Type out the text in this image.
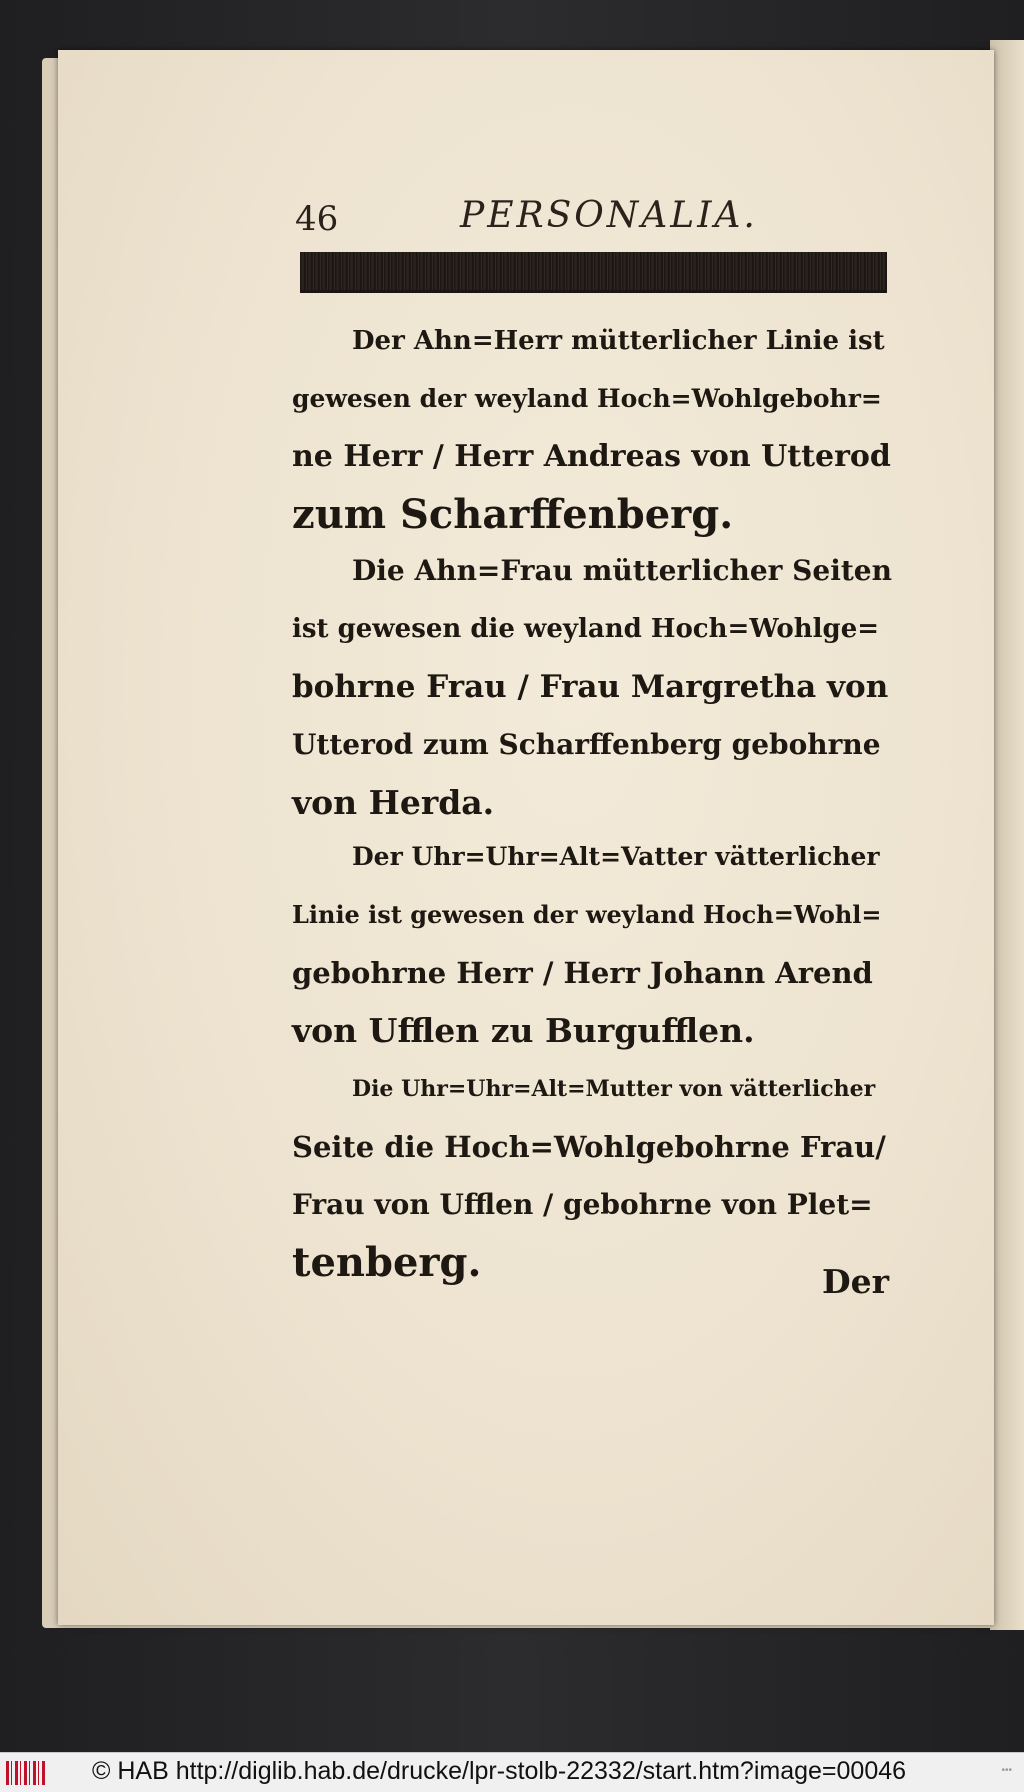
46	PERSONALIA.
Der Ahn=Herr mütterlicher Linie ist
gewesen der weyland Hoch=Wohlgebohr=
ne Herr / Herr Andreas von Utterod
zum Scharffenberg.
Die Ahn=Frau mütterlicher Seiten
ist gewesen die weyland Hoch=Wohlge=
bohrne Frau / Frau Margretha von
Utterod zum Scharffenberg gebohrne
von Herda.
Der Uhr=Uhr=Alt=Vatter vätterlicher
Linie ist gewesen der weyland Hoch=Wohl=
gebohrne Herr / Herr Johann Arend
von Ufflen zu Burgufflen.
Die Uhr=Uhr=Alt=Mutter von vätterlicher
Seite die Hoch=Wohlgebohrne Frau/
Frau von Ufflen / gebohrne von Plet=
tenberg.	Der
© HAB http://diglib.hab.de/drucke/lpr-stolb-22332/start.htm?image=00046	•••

### Exercise objective
Return each line of the data, keeping its wording exact and omitting pictures.

### Output for this task
Type out the text in this image.
46	PERSONALIA.
Der Ahn=Herr mütterlicher Linie ist
gewesen der weyland Hoch=Wohlgebohr=
ne Herr / Herr Andreas von Utterod
zum Scharffenberg.
Die Ahn=Frau mütterlicher Seiten
ist gewesen die weyland Hoch=Wohlge=
bohrne Frau / Frau Margretha von
Utterod zum Scharffenberg gebohrne
von Herda.
Der Uhr=Uhr=Alt=Vatter vätterlicher
Linie ist gewesen der weyland Hoch=Wohl=
gebohrne Herr / Herr Johann Arend
von Ufflen zu Burgufflen.
Die Uhr=Uhr=Alt=Mutter von vätterlicher
Seite die Hoch=Wohlgebohrne Frau/
Frau von Ufflen / gebohrne von Plet=
tenberg.	Der
© HAB http://diglib.hab.de/drucke/lpr-stolb-22332/start.htm?image=00046	•••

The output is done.